### [Short problem]
Search the material below for the string "highlight" and extract each line that has it.

[Raw records]

────

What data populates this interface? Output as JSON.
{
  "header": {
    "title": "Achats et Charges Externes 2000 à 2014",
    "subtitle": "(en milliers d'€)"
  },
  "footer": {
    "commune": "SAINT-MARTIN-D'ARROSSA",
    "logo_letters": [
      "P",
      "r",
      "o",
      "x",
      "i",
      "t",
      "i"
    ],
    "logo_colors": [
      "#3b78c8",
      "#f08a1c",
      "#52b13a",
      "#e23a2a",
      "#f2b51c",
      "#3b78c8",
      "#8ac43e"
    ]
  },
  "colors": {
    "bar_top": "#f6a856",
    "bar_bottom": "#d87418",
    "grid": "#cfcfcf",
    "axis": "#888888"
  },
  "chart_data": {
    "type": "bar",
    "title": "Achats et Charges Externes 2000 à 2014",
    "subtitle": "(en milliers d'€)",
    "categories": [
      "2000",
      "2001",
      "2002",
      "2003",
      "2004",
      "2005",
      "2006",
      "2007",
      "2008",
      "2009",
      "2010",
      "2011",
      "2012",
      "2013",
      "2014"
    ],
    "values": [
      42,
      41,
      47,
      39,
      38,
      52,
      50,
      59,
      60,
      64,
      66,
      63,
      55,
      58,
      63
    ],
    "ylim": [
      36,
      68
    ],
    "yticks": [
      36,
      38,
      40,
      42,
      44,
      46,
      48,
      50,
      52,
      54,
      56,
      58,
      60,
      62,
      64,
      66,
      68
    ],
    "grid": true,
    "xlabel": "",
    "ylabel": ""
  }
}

────

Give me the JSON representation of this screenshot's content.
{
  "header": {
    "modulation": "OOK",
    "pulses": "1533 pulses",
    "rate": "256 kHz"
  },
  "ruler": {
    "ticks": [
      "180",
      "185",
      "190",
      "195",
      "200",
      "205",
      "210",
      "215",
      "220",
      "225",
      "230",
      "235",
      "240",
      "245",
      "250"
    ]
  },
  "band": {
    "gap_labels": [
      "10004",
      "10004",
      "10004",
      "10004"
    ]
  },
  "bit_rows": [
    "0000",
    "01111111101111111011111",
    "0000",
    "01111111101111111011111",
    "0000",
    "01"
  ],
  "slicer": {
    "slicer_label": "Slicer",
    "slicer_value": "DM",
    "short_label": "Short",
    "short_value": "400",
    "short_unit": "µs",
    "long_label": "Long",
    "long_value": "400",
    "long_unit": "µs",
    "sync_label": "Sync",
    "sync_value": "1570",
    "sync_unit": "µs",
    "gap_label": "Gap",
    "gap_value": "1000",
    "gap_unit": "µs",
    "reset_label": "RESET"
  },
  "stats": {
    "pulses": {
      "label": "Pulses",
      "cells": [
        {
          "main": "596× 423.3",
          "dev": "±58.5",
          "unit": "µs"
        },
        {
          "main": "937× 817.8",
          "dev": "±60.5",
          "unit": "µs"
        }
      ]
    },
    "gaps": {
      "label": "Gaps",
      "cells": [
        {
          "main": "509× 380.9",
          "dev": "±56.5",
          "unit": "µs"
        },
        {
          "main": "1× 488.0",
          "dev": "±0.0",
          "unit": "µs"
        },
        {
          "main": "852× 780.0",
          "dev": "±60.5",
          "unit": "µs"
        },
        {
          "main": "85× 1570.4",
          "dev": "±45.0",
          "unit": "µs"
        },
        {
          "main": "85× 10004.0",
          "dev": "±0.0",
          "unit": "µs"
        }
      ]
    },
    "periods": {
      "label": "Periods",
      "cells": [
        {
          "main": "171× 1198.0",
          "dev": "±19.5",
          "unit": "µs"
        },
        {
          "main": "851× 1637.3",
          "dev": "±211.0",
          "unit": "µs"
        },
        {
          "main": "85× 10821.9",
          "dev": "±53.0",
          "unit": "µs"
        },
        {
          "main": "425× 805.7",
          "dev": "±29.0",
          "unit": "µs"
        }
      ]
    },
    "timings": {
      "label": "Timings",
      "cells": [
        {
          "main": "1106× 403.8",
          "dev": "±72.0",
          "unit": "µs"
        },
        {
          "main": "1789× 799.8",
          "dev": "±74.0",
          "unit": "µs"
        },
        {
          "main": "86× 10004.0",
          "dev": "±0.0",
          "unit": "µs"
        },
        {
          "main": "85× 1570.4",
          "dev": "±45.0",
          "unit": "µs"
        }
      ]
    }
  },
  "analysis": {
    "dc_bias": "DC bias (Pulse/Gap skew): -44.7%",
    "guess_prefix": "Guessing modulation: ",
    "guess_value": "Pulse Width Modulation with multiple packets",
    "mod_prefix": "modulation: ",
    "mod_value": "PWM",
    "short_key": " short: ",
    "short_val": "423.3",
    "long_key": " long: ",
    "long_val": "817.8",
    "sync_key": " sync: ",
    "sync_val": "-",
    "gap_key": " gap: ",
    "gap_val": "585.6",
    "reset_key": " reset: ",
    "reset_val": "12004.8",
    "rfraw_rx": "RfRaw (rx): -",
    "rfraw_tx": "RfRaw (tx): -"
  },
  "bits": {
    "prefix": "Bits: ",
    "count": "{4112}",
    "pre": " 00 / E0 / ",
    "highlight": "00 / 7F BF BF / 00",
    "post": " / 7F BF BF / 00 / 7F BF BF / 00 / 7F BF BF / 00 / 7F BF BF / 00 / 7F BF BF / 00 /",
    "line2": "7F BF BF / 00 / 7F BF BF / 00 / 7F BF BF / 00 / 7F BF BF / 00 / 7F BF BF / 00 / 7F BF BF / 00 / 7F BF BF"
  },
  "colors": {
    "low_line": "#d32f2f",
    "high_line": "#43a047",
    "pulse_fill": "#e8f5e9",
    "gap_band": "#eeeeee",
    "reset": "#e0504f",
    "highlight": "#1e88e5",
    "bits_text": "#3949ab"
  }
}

────

### [Solution to the problem]
    "highlight": "00 / 7F BF BF / 00",
    "highlight": "#1e88e5",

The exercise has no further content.